Search the listing below for the string "text" and show each line that contains it.

┌──

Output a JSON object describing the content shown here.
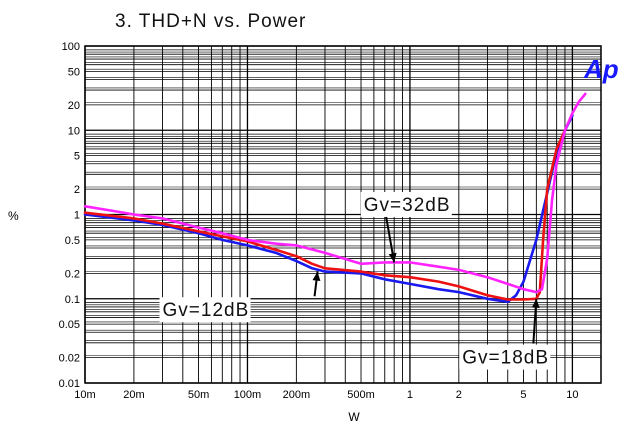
{
  "chart_data": {
    "type": "line",
    "title": "3. THD+N vs. Power",
    "xlabel": "W",
    "ylabel": "%",
    "xscale": "log",
    "yscale": "log",
    "xlim": [
      0.01,
      15
    ],
    "ylim": [
      0.01,
      100
    ],
    "grid": true,
    "x_ticks": [
      {
        "value": 0.01,
        "label": "10m"
      },
      {
        "value": 0.02,
        "label": "20m"
      },
      {
        "value": 0.05,
        "label": "50m"
      },
      {
        "value": 0.1,
        "label": "100m"
      },
      {
        "value": 0.2,
        "label": "200m"
      },
      {
        "value": 0.5,
        "label": "500m"
      },
      {
        "value": 1,
        "label": "1"
      },
      {
        "value": 2,
        "label": "2"
      },
      {
        "value": 5,
        "label": "5"
      },
      {
        "value": 10,
        "label": "10"
      }
    ],
    "y_ticks": [
      {
        "value": 100,
        "label": "100"
      },
      {
        "value": 50,
        "label": "50"
      },
      {
        "value": 20,
        "label": "20"
      },
      {
        "value": 10,
        "label": "10"
      },
      {
        "value": 5,
        "label": "5"
      },
      {
        "value": 2,
        "label": "2"
      },
      {
        "value": 1,
        "label": "1"
      },
      {
        "value": 0.5,
        "label": "0.5"
      },
      {
        "value": 0.2,
        "label": "0.2"
      },
      {
        "value": 0.1,
        "label": "0.1"
      },
      {
        "value": 0.05,
        "label": "0.05"
      },
      {
        "value": 0.02,
        "label": "0.02"
      },
      {
        "value": 0.01,
        "label": "0.01"
      }
    ],
    "series": [
      {
        "color": "#1a1aee",
        "x": [
          0.01,
          0.02,
          0.03,
          0.05,
          0.07,
          0.1,
          0.15,
          0.2,
          0.25,
          0.3,
          0.5,
          0.7,
          1,
          1.5,
          2,
          3,
          4,
          4.5,
          5,
          6,
          7,
          8,
          9,
          10
        ],
        "y": [
          1.0,
          0.85,
          0.75,
          0.6,
          0.5,
          0.43,
          0.35,
          0.28,
          0.23,
          0.21,
          0.2,
          0.17,
          0.15,
          0.13,
          0.12,
          0.1,
          0.092,
          0.11,
          0.16,
          0.5,
          1.8,
          5.5,
          10,
          15
        ]
      },
      {
        "color": "#ee1111",
        "x": [
          0.01,
          0.02,
          0.03,
          0.05,
          0.07,
          0.1,
          0.15,
          0.2,
          0.25,
          0.3,
          0.5,
          0.7,
          1,
          1.5,
          2,
          3,
          4,
          5,
          6,
          6.3,
          6.6,
          7,
          8,
          9
        ],
        "y": [
          1.05,
          0.9,
          0.78,
          0.63,
          0.55,
          0.48,
          0.38,
          0.32,
          0.26,
          0.23,
          0.21,
          0.19,
          0.18,
          0.16,
          0.14,
          0.11,
          0.098,
          0.098,
          0.1,
          0.12,
          0.5,
          2.0,
          6.0,
          10
        ]
      },
      {
        "color": "#ff22ff",
        "x": [
          0.01,
          0.015,
          0.02,
          0.03,
          0.05,
          0.07,
          0.1,
          0.15,
          0.2,
          0.3,
          0.5,
          0.7,
          1,
          1.5,
          2,
          3,
          4,
          5,
          6,
          6.5,
          7,
          7.5,
          8,
          9,
          10,
          11,
          12
        ],
        "y": [
          1.25,
          1.1,
          1.0,
          0.9,
          0.7,
          0.6,
          0.5,
          0.45,
          0.43,
          0.35,
          0.26,
          0.27,
          0.27,
          0.24,
          0.22,
          0.18,
          0.15,
          0.13,
          0.12,
          0.13,
          0.3,
          1.5,
          4.0,
          10.0,
          16.0,
          22.0,
          27.0
        ]
      }
    ],
    "annotations": [
      {
        "text": "Gv=32dB",
        "x": 0.52,
        "y": 1.1,
        "arrow_to": [
          0.8,
          0.27
        ]
      },
      {
        "text": "Gv=12dB",
        "x": 0.03,
        "y": 0.062,
        "arrow_to": [
          0.27,
          0.21
        ]
      },
      {
        "text": "Gv=18dB",
        "x": 2.1,
        "y": 0.017,
        "arrow_to": [
          6.0,
          0.1
        ]
      }
    ],
    "logo": "Ap"
  }
}
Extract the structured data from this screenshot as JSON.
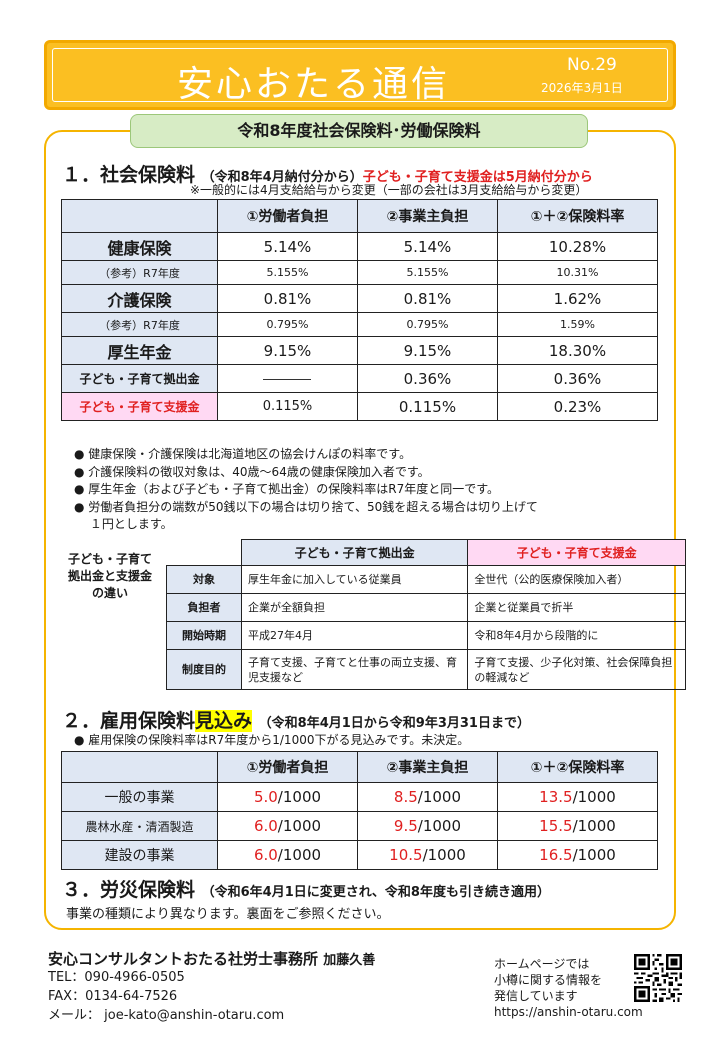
{
  "header": {
    "title": "安心おたる通信",
    "no": "No.29",
    "date": "2026年3月1日"
  },
  "banner": "令和8年度社会保険料･労働保険料",
  "s1": {
    "title": "１．社会保険料",
    "sub": "（令和8年4月納付分から）",
    "sub_red": "子ども・子育て支援金は5月納付分から",
    "note": "※一般的には4月支給給与から変更（一部の会社は3月支給給与から変更）",
    "headers": [
      "①労働者負担",
      "②事業主負担",
      "①＋②保険料率"
    ],
    "health": {
      "label": "健康保険",
      "v": [
        "5.14%",
        "5.14%",
        "10.28%"
      ]
    },
    "health_ref": {
      "label": "（参考）R7年度",
      "v": [
        "5.155%",
        "5.155%",
        "10.31%"
      ]
    },
    "care": {
      "label": "介護保険",
      "v": [
        "0.81%",
        "0.81%",
        "1.62%"
      ]
    },
    "care_ref": {
      "label": "（参考）R7年度",
      "v": [
        "0.795%",
        "0.795%",
        "1.59%"
      ]
    },
    "pension": {
      "label": "厚生年金",
      "v": [
        "9.15%",
        "9.15%",
        "18.30%"
      ]
    },
    "kyoshutsu": {
      "label": "子ども・子育て拠出金",
      "v": [
        "",
        "0.36%",
        "0.36%"
      ]
    },
    "shienkin": {
      "label": "子ども・子育て支援金",
      "v": [
        "0.115%",
        "0.115%",
        "0.23%"
      ]
    },
    "bullets": [
      "●  健康保険・介護保険は北海道地区の協会けんぽの料率です。",
      "●  介護保険料の徴収対象は、40歳～64歳の健康保険加入者です。",
      "●  厚生年金（および子ども・子育て拠出金）の保険料率はR7年度と同一です。",
      "●  労働者負担分の端数が50銭以下の場合は切り捨て、50銭を超える場合は切り上げて",
      "　 １円とします。"
    ]
  },
  "compare": {
    "caption": [
      "子ども・子育て",
      "拠出金と支援金",
      "の違い"
    ],
    "col1": "子ども・子育て拠出金",
    "col2": "子ども・子育て支援金",
    "rows": [
      {
        "label": "対象",
        "a": "厚生年金に加入している従業員",
        "b": "全世代（公的医療保険加入者）"
      },
      {
        "label": "負担者",
        "a": "企業が全額負担",
        "b": "企業と従業員で折半"
      },
      {
        "label": "開始時期",
        "a": "平成27年4月",
        "b": "令和8年4月から段階的に"
      },
      {
        "label": "制度目的",
        "a": "子育て支援、子育てと仕事の両立支援、育児支援など",
        "b": "子育て支援、少子化対策、社会保障負担の軽減など"
      }
    ]
  },
  "s2": {
    "title": "２．雇用保険料",
    "title_hl": "見込み",
    "sub": "（令和8年4月1日から令和9年3月31日まで）",
    "bullet": "●  雇用保険の保険料率はR7年度から1/1000下がる見込みです。未決定。",
    "headers": [
      "①労働者負担",
      "②事業主負担",
      "①＋②保険料率"
    ],
    "denom": "/1000",
    "rows": [
      {
        "label": "一般の事業",
        "v": [
          "5.0",
          "8.5",
          "13.5"
        ]
      },
      {
        "label": "農林水産・清酒製造",
        "v": [
          "6.0",
          "9.5",
          "15.5"
        ]
      },
      {
        "label": "建設の事業",
        "v": [
          "6.0",
          "10.5",
          "16.5"
        ]
      }
    ]
  },
  "s3": {
    "title": "３．労災保険料",
    "sub": "（令和6年4月1日に変更され、令和8年度も引き続き適用）",
    "text": "事業の種類により異なります。裏面をご参照ください。"
  },
  "footer": {
    "office": "安心コンサルタントおたる社労士事務所",
    "name": "加藤久善",
    "tel": "TEL：090-4966-0505",
    "fax": "FAX：0134-64-7526",
    "mail": "メール：  joe-kato@anshin-otaru.com",
    "hp": [
      "ホームページでは",
      "小樽に関する情報を",
      "発信しています",
      "https://anshin-otaru.com"
    ]
  }
}
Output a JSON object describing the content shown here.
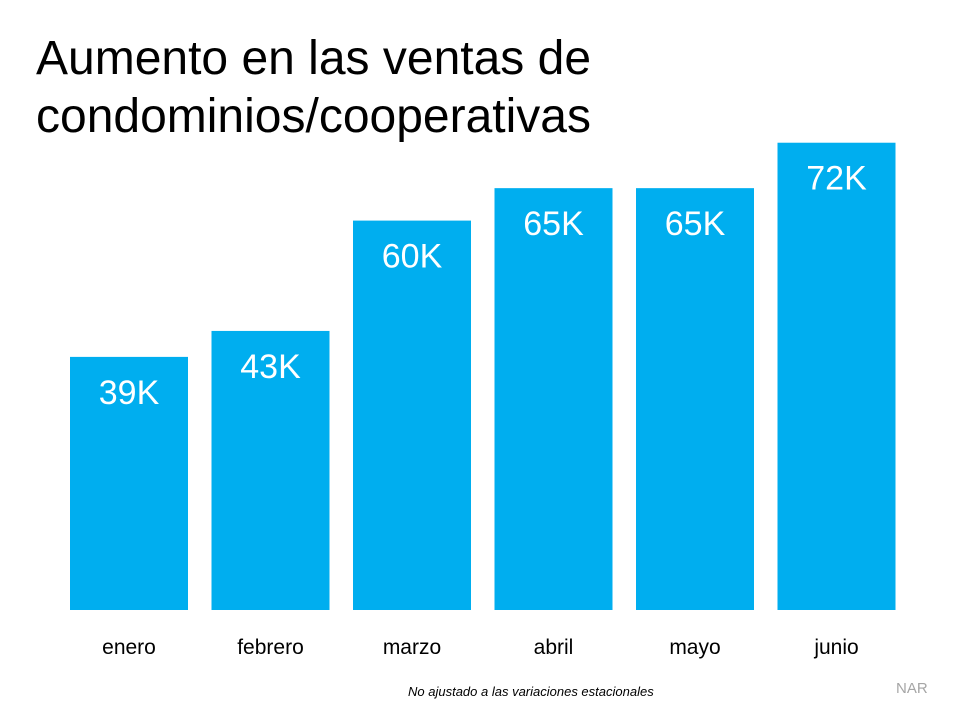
{
  "chart_data": {
    "type": "bar",
    "title": "Aumento en las ventas de condominios/cooperativas",
    "categories": [
      "enero",
      "febrero",
      "marzo",
      "abril",
      "mayo",
      "junio"
    ],
    "values": [
      39,
      43,
      60,
      65,
      65,
      72
    ],
    "data_labels": [
      "39K",
      "43K",
      "60K",
      "65K",
      "65K",
      "72K"
    ],
    "xlabel": "",
    "ylabel": "",
    "ylim": [
      0,
      94
    ],
    "grid": false,
    "bar_color": "#00AEEF",
    "label_color": "#FFFFFF"
  },
  "footnote": "No ajustado a las variaciones estacionales",
  "source": "NAR"
}
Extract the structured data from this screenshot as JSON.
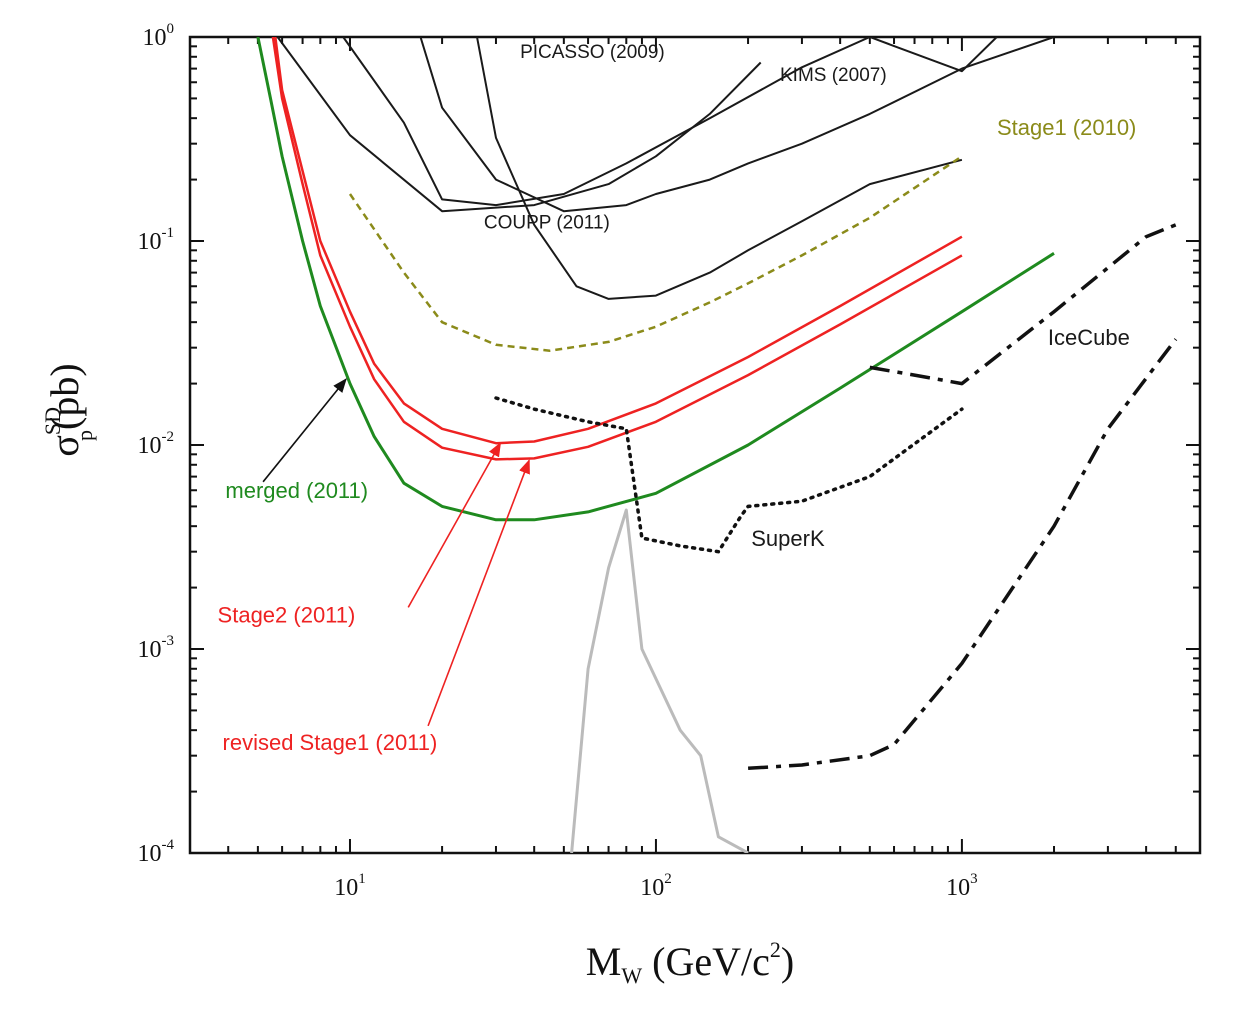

└──

*Output for this task*
        "text": "Gv=32dB",
        "text": "Gv=12dB",
        "text": "Gv=18dB",
    "text": "事業の種類により異なります。裏面をご参照ください。"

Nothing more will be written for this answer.